** BEGIN Records shown **

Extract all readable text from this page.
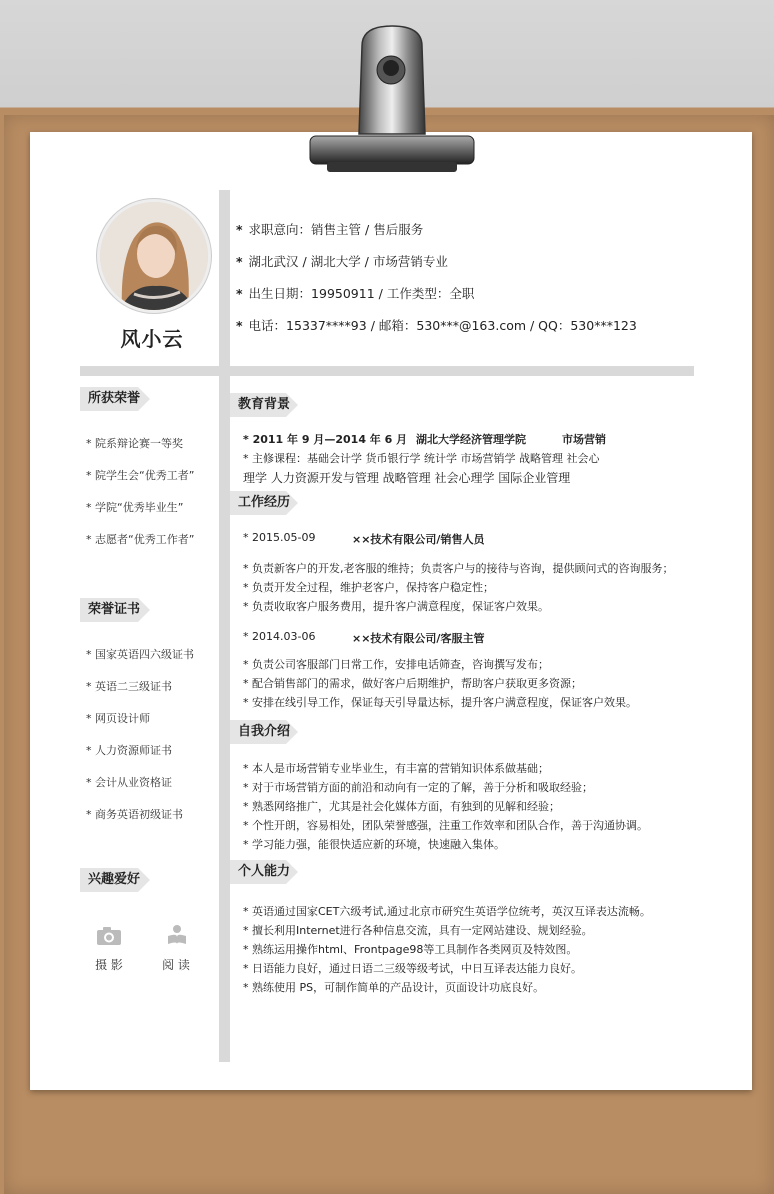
风小云
* 求职意向：销售主管 / 售后服务
* 湖北武汉 / 湖北大学 / 市场营销专业
* 出生日期：19950911 / 工作类型：全职
* 电话：15337****93 / 邮箱：530***@163.com / QQ：530***123
所获荣誉
* 院系辩论赛一等奖
* 院学生会“优秀工者”
* 学院“优秀毕业生”
* 志愿者“优秀工作者”
荣誉证书
* 国家英语四六级证书
* 英语二三级证书
* 网页设计师
* 人力资源师证书
* 会计从业资格证
* 商务英语初级证书
兴趣爱好
摄 影	阅 读
教育背景
* 2011 年 9 月—2014 年 6 月 湖北大学经济管理学院	市场营销
* 主修课程：基础会计学 货币银行学 统计学 市场营销学 战略管理 社会心
理学 人力资源开发与管理 战略管理 社会心理学 国际企业管理
工作经历
* 2015.05-09	××技术有限公司/销售人员
* 负责新客户的开发,老客服的维持；负责客户与的接待与咨询，提供顾问式的咨询服务；
* 负责开发全过程，维护老客户，保持客户稳定性；
* 负责收取客户服务费用，提升客户满意程度，保证客户效果。
* 2014.03-06	××技术有限公司/客服主管
* 负责公司客服部门日常工作，安排电话筛查，咨询撰写发布；
* 配合销售部门的需求，做好客户后期维护，帮助客户获取更多资源；
* 安排在线引导工作，保证每天引导量达标，提升客户满意程度，保证客户效果。
自我介绍
* 本人是市场营销专业毕业生，有丰富的营销知识体系做基础；
* 对于市场营销方面的前沿和动向有一定的了解，善于分析和吸取经验；
* 熟悉网络推广，尤其是社会化媒体方面，有独到的见解和经验；
* 个性开朗，容易相处，团队荣誉感强，注重工作效率和团队合作，善于沟通协调。
* 学习能力强，能很快适应新的环境，快速融入集体。
个人能力
* 英语通过国家CET六级考试,通过北京市研究生英语学位统考，英汉互译表达流畅。
* 擅长利用Internet进行各种信息交流，具有一定网站建设、规划经验。
* 熟练运用操作html、Frontpage98等工具制作各类网页及特效图。
* 日语能力良好，通过日语二三级等级考试，中日互译表达能力良好。
* 熟练使用 PS，可制作简单的产品设计，页面设计功底良好。
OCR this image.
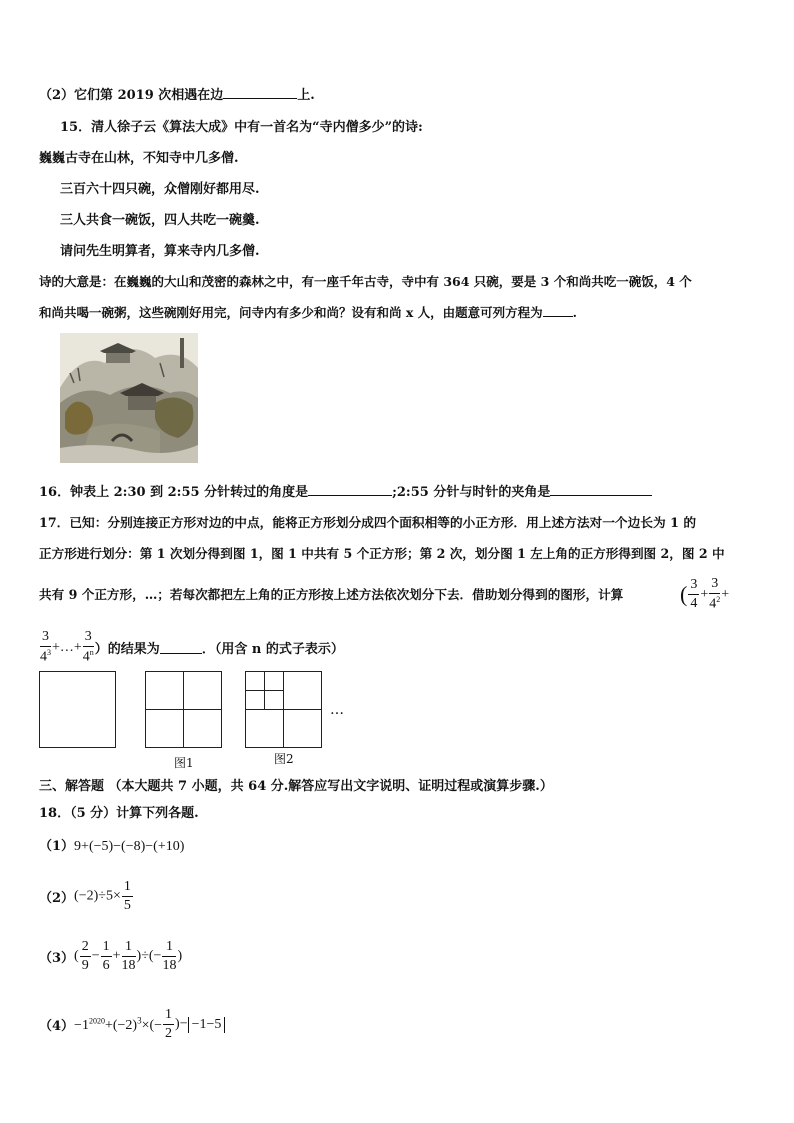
（2）它们第 2019 次相遇在边	上.
15．清人徐子云《算法大成》中有一首名为“寺内僧多少”的诗:
巍巍古寺在山林，不知寺中几多僧.
三百六十四只碗，众僧刚好都用尽.
三人共食一碗饭，四人共吃一碗羹.
请问先生明算者，算来寺内几多僧.
诗的大意是：在巍巍的大山和茂密的森林之中，有一座千年古寺，寺中有 364 只碗，要是 3 个和尚共吃一碗饭，4 个
和尚共喝一碗粥，这些碗刚好用完，问寺内有多少和尚？设有和尚 x 人，由题意可列方程为 .
16．钟表上 2:30 到 2:55 分针转过的角度是	;2:55 分针与时针的夹角是
17．已知：分别连接正方形对边的中点，能将正方形划分成四个面积相等的小正方形．用上述方法对一个边长为 1 的
正方形进行划分：第 1 次划分得到图 1，图 1 中共有 5 个正方形；第 2 次，划分图 1 左上角的正方形得到图 2，图 2 中
共有 9 个正方形，…；若每次都把左上角的正方形按上述方法依次划分下去．借助划分得到的图形，计算	( $\frac{3}{4} + \frac{3}{4^2}$ +
$\frac{3}{4^3}$ +…+ $\frac{3}{4^n}$ ）的结果为	．（用含 n 的式子表示）
图1	图2
…
三、解答题 （本大题共 7 小题，共 64 分.解答应写出文字说明、证明过程或演算步骤.）
18．（5 分）计算下列各题.
（1）9+(−5)−(−8)−(+10)
$(2)(-2)\div 5\times \frac{1}{5}$
$(3)( \frac{2}{9} - \frac{1}{6} + \frac{1}{18}$ )÷(− $\frac{1}{18}$ )
$(4)-1^{2020}+(-2)^3\times(- \frac{1}{2}$ )− −1−5
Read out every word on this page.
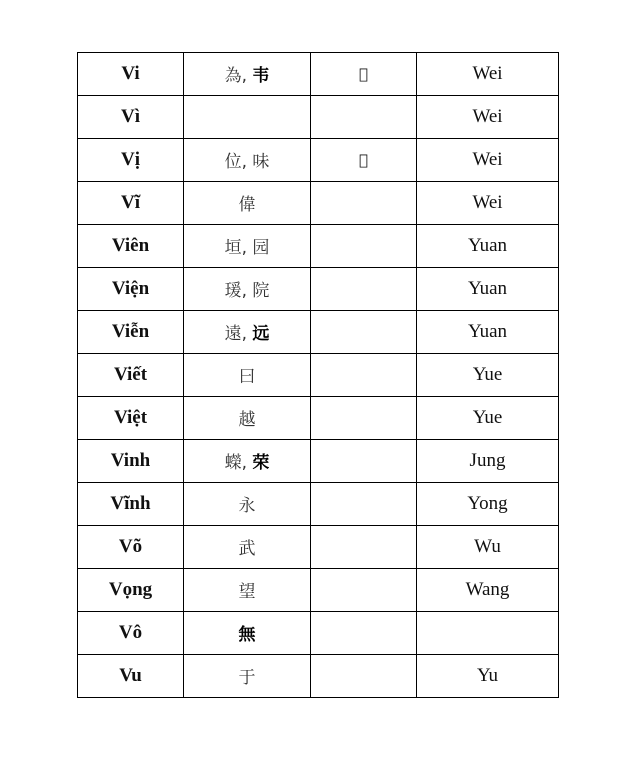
Vi	為, 韦	𬂘	Wei
Vì			Wei
Vị	位, 味	𬂙	Wei
Vĩ	偉		Wei
Viên	垣, 园		Yuan
Viện	瑗, 院		Yuan
Viễn	遠, 远		Yuan
Viết	曰		Yue
Việt	越		Yue
Vinh	蠑, 荣		Jung
Vĩnh	永		Yong
Võ	武		Wu
Vọng	望		Wang
Vô	無		
Vu	于		Yu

** END Records shown **

## Exercise details
State the count of lines in the data holding the word "frac", adding nothing to it.

## In response
5